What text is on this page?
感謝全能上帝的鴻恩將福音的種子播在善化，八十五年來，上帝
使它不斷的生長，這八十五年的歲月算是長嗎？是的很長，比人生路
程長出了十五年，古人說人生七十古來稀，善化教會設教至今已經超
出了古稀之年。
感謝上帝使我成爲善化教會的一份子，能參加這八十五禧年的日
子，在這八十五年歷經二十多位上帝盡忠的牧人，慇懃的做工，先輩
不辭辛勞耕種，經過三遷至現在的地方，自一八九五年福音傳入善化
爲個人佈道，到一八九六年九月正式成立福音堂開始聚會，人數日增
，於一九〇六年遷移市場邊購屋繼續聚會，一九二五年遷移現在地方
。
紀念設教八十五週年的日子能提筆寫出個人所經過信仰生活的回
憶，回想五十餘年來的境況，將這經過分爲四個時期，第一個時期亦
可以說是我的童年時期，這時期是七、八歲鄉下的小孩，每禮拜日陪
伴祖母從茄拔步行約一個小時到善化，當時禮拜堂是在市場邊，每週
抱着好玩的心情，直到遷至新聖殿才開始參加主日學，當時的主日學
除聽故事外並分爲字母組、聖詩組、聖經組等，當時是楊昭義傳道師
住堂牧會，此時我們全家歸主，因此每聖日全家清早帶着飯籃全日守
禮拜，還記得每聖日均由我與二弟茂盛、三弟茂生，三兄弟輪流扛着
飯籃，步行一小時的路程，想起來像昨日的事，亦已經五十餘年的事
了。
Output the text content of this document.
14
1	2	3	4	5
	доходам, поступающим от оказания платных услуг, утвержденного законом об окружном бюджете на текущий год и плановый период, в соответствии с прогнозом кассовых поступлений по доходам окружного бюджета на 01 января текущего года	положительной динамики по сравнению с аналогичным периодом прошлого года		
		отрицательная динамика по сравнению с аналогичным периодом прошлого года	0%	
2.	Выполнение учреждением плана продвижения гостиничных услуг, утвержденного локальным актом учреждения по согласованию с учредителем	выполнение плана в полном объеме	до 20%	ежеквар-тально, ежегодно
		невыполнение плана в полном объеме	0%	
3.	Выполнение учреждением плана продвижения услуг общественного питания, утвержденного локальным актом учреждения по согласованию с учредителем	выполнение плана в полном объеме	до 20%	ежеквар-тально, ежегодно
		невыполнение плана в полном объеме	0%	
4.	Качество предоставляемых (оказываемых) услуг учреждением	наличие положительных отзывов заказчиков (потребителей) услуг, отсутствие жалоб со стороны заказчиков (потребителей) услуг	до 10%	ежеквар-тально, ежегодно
========
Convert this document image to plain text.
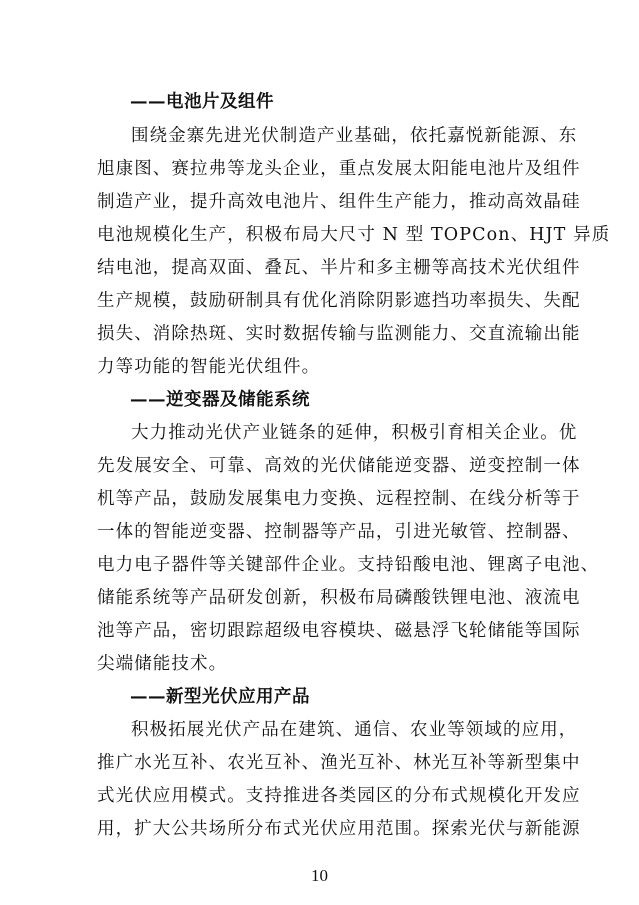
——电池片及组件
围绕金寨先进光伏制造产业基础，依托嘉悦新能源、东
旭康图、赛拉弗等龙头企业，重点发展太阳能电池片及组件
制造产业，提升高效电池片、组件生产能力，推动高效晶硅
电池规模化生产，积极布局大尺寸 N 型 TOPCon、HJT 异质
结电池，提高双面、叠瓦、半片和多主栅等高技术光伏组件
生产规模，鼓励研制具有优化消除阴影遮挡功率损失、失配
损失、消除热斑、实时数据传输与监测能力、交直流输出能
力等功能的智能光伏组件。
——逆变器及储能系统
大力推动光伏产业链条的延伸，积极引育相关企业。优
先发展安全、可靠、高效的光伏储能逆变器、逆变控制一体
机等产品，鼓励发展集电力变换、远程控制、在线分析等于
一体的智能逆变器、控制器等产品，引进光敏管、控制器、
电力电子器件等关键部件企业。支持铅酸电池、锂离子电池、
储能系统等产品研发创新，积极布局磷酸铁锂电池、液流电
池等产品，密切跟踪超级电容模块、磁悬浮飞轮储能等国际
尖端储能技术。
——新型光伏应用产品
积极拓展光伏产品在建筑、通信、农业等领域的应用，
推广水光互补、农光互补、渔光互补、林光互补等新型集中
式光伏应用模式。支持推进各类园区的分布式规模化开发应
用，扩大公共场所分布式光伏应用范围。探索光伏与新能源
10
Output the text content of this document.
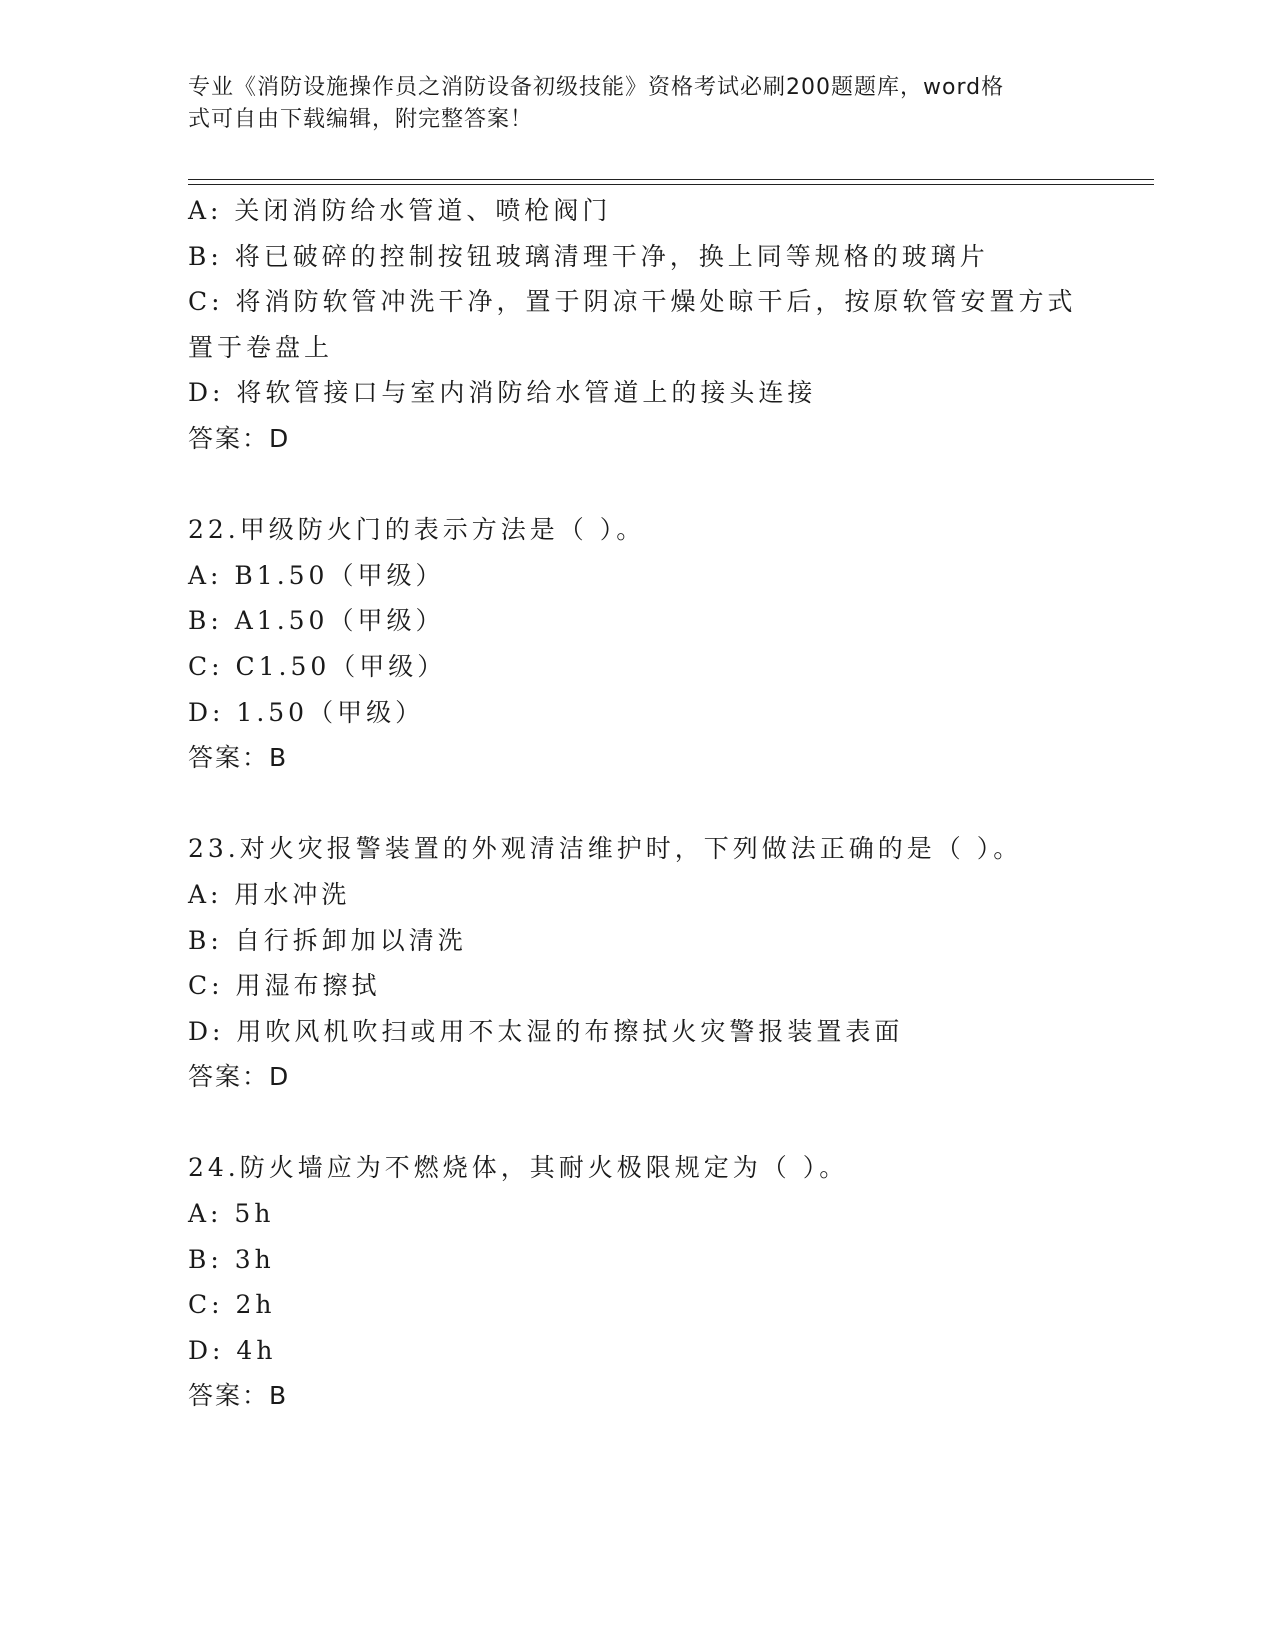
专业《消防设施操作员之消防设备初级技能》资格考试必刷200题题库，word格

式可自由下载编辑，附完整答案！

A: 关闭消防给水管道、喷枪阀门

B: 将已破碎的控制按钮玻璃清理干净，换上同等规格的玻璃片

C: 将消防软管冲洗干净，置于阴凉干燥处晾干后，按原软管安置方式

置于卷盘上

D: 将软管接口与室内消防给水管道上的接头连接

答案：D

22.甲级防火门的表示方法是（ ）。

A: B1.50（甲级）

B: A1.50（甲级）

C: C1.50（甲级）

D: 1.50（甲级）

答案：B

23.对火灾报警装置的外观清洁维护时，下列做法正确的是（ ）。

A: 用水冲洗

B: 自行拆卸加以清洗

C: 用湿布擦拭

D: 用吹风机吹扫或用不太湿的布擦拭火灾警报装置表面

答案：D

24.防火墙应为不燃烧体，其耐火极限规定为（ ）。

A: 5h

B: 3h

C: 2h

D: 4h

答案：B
========
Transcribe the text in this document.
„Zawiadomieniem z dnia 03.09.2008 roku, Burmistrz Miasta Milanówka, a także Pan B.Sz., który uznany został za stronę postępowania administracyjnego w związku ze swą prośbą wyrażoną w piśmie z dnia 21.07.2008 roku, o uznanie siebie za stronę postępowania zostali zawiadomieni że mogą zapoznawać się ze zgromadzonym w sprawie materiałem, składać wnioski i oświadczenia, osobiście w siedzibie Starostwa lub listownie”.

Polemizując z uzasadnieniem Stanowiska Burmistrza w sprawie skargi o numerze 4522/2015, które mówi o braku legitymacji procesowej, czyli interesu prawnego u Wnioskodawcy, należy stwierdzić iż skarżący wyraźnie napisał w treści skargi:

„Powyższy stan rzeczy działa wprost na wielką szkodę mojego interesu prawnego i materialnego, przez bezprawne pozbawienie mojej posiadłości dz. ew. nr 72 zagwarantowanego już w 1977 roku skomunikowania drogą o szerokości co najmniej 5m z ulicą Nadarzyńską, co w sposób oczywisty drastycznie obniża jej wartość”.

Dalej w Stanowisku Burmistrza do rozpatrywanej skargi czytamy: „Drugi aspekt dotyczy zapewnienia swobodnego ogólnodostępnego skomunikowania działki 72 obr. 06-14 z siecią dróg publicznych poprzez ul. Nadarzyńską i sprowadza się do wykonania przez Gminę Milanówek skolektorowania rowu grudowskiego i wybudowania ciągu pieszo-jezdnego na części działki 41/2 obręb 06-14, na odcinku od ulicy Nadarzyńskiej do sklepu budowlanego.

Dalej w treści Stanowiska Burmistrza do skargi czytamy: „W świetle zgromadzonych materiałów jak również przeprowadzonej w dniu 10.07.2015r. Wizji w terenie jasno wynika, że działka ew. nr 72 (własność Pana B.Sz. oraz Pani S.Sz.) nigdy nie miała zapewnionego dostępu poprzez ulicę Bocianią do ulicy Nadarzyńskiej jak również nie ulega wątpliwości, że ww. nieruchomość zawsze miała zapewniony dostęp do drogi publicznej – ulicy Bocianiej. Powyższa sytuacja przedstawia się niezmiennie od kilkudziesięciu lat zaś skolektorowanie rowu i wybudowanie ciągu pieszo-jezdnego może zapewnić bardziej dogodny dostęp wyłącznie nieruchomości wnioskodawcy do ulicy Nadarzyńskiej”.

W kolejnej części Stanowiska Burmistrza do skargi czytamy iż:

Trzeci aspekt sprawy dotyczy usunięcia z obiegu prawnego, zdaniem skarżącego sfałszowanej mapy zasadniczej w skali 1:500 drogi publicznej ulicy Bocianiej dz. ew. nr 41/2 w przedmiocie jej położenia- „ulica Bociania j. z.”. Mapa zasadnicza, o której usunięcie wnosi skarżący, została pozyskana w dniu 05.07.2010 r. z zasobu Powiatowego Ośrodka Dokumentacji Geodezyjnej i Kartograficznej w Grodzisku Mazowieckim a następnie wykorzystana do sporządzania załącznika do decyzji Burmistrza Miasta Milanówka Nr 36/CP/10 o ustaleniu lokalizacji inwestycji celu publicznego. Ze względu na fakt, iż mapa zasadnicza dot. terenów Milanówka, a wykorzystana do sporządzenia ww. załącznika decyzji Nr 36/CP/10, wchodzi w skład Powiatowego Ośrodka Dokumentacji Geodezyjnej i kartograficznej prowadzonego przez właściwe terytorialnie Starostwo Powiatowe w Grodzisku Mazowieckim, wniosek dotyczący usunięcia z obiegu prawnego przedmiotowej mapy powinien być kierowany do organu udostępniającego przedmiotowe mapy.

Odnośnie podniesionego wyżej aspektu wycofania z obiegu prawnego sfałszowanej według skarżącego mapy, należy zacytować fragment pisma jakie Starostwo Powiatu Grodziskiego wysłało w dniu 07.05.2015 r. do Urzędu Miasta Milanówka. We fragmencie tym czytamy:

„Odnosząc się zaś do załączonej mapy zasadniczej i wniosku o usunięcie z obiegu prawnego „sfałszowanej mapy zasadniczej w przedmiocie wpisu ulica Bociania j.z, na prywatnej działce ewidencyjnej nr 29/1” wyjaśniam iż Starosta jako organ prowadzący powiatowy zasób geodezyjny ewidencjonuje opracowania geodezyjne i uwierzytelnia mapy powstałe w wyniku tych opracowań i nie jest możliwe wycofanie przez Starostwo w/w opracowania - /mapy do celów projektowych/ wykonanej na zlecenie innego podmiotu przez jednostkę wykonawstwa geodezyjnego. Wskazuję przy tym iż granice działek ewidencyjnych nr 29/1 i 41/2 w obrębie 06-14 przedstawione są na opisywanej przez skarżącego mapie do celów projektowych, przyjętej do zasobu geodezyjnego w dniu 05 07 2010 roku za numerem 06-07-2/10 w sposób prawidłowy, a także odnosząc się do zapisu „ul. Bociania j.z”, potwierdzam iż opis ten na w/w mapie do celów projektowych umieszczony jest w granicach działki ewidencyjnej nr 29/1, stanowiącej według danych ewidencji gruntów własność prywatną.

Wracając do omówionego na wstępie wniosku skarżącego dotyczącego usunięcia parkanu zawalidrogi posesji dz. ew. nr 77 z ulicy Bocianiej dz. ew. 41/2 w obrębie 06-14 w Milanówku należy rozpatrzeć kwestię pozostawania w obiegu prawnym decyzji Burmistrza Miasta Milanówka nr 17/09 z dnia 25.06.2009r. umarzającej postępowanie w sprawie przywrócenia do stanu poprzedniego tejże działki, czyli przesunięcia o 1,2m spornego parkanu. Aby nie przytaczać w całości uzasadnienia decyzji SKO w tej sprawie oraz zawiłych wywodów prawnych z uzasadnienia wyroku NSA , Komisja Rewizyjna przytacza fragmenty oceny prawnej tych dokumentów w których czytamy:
========
Task directions: State the number of lines in the data that include the string "text", and add nothing else.

Finished exercise: 5